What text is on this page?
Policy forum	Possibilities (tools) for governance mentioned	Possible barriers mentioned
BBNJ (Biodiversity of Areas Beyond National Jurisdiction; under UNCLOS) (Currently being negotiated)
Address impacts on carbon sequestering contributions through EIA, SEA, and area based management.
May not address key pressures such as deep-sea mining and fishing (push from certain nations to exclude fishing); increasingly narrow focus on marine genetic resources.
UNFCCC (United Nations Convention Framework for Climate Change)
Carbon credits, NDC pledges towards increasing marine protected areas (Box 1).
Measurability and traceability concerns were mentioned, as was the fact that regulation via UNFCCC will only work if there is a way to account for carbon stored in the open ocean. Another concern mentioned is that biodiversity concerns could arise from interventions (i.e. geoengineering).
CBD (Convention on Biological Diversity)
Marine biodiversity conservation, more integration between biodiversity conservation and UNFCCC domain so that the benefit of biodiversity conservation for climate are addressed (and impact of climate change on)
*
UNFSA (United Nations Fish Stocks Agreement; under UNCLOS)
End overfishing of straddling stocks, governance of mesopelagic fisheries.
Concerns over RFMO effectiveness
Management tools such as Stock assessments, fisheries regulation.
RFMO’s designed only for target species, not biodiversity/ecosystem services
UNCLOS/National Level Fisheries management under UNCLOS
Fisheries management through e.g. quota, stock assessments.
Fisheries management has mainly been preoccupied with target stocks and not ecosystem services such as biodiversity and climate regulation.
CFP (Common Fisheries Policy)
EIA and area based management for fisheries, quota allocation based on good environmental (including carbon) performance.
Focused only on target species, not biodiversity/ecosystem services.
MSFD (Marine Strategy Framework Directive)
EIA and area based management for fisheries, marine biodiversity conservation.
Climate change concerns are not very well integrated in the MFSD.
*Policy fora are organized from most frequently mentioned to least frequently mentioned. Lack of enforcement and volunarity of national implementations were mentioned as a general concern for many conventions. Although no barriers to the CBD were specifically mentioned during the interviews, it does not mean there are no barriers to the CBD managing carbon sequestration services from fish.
==
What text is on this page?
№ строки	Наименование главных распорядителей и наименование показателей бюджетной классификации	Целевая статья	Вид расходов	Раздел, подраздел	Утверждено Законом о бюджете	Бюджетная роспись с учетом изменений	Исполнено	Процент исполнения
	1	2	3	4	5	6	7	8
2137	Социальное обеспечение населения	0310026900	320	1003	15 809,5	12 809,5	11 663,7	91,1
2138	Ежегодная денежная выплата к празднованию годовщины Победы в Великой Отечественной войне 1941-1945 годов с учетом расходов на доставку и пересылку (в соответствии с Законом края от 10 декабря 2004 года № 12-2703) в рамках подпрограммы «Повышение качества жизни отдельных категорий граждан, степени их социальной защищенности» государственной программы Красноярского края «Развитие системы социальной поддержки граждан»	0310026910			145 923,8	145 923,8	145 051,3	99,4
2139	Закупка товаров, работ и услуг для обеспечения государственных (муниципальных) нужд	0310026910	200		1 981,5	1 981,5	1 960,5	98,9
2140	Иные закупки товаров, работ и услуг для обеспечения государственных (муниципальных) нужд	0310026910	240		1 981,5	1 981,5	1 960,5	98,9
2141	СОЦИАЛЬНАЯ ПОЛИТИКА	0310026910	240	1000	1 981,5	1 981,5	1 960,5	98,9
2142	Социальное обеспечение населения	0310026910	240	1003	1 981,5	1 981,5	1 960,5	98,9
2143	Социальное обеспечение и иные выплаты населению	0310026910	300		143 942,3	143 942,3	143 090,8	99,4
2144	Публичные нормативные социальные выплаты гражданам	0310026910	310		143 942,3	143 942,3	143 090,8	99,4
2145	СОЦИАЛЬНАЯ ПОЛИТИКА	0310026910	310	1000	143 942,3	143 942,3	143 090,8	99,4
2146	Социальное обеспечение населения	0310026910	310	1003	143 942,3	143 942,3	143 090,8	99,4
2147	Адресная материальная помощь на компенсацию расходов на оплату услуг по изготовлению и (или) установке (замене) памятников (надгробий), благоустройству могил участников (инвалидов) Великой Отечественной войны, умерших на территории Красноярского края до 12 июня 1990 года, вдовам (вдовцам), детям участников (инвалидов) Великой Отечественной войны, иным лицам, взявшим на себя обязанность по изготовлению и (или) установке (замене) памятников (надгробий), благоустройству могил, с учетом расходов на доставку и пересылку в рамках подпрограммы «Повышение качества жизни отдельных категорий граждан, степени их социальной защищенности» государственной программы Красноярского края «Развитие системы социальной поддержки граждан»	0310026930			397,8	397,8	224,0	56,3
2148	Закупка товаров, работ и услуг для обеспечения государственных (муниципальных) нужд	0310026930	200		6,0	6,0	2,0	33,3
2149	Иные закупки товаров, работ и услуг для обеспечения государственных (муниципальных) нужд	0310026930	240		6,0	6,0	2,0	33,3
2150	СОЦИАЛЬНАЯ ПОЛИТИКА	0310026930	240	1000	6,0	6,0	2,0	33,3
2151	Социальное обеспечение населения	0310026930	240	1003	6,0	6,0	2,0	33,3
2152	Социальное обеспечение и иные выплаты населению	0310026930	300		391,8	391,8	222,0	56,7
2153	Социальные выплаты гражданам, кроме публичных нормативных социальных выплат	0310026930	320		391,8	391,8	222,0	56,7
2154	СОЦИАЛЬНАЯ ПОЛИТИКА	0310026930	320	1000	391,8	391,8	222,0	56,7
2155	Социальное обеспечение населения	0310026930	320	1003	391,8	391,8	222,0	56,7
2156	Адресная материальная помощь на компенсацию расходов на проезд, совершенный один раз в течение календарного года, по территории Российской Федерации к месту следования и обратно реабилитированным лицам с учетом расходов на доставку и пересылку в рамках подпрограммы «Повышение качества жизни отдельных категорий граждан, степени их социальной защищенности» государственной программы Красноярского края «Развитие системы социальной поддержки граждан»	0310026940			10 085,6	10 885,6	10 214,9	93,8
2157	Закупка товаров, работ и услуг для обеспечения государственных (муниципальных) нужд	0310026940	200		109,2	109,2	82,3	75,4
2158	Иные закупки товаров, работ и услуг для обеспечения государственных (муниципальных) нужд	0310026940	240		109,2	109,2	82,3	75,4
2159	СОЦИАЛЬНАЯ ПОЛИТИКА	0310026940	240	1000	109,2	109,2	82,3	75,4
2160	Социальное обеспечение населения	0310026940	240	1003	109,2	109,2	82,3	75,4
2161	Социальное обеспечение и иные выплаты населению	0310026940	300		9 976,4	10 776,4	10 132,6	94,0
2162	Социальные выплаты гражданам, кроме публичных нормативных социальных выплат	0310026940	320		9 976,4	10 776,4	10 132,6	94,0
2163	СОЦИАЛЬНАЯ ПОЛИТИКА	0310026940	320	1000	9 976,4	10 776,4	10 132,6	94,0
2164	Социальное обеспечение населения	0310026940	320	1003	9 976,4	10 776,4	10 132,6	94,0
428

- **Exercise goal**
Read the entries above, then pull out the lines that include "социальных".

- **The reply**
2153	Социальные выплаты гражданам, кроме публичных нормативных социальных выплат	0310026930	320		391,8	391,8	222,0	56,7
2162	Социальные выплаты гражданам, кроме публичных нормативных социальных выплат	0310026940	320		9 976,4	10 776,4	10 132,6	94,0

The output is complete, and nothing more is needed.